**Task goal:** Locate each line below that includes "logo" and reproduce it.

**Information shown:**
# # # # # # #

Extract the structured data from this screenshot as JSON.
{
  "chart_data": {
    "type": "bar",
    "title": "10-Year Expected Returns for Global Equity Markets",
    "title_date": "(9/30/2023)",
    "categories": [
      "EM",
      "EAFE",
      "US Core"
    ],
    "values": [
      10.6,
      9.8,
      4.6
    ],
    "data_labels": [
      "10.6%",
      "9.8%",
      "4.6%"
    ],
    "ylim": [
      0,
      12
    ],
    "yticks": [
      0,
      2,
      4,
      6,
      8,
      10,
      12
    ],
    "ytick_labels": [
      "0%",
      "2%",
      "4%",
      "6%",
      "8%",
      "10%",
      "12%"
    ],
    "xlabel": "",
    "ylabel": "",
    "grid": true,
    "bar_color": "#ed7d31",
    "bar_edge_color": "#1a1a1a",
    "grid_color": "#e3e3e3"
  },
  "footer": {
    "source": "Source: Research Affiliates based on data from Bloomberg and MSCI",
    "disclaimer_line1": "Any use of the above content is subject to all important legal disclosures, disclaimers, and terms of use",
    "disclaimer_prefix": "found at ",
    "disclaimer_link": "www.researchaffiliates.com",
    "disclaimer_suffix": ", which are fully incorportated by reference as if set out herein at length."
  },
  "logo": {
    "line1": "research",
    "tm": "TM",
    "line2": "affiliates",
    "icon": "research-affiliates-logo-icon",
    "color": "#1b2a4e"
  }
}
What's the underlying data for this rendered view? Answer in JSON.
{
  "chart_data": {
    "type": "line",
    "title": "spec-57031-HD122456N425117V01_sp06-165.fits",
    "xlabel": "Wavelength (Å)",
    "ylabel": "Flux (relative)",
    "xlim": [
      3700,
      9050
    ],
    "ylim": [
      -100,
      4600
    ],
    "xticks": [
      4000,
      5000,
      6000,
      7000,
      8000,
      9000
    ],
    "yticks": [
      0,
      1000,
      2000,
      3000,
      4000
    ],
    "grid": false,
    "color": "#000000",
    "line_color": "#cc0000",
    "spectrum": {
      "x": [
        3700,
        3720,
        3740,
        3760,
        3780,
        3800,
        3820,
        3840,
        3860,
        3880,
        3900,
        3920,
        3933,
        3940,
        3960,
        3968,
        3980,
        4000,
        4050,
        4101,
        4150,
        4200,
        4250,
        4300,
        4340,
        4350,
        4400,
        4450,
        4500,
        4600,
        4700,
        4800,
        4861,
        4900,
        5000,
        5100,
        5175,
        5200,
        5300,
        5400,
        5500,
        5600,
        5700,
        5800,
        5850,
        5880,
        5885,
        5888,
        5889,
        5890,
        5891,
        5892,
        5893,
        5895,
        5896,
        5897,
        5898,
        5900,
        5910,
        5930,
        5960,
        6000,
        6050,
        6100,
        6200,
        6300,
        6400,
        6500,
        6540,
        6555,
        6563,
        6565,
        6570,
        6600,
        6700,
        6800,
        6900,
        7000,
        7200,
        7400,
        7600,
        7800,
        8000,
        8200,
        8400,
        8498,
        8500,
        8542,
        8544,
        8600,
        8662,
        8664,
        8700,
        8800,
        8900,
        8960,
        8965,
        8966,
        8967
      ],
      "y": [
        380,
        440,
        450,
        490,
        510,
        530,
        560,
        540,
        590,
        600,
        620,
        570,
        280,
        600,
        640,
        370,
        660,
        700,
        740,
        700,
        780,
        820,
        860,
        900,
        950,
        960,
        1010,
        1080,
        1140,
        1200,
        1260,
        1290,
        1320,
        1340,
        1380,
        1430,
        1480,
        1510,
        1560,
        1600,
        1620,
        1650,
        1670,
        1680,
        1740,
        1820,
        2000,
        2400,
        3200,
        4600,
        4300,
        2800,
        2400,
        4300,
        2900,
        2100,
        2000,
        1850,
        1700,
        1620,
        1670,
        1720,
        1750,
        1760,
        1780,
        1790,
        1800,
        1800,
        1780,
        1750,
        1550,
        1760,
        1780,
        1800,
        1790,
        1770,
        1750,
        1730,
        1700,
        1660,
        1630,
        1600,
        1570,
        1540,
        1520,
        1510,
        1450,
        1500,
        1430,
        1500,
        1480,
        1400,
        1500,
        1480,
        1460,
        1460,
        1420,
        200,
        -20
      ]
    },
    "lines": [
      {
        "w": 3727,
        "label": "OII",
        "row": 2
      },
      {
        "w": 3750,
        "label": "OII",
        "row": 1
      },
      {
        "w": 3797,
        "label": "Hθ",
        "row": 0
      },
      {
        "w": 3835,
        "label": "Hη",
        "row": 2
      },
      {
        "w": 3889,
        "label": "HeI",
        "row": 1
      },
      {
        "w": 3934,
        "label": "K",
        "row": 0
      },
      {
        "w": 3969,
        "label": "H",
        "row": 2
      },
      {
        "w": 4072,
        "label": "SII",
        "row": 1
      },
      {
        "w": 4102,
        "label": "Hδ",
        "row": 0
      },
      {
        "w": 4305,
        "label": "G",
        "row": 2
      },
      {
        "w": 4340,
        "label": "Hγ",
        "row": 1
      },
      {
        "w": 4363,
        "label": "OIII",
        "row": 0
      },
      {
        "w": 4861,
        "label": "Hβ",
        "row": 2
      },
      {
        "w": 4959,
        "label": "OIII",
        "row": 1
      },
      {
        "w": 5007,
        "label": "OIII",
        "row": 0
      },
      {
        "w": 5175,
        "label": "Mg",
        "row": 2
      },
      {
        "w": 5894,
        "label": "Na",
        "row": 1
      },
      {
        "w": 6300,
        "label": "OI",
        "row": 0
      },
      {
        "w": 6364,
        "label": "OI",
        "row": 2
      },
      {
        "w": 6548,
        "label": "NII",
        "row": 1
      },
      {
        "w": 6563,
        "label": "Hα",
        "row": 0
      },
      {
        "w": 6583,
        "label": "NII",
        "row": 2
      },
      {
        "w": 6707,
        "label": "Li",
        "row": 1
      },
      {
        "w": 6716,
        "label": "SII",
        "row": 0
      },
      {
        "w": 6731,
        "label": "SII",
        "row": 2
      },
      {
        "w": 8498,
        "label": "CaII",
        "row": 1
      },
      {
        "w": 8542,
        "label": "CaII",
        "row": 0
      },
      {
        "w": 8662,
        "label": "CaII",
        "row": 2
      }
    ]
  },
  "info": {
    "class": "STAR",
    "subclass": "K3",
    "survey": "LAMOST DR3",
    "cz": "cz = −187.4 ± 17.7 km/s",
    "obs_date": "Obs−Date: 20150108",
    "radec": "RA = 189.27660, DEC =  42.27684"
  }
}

# # # # # # #

**Result below:**
  "logo": {
    "icon": "research-affiliates-logo-icon",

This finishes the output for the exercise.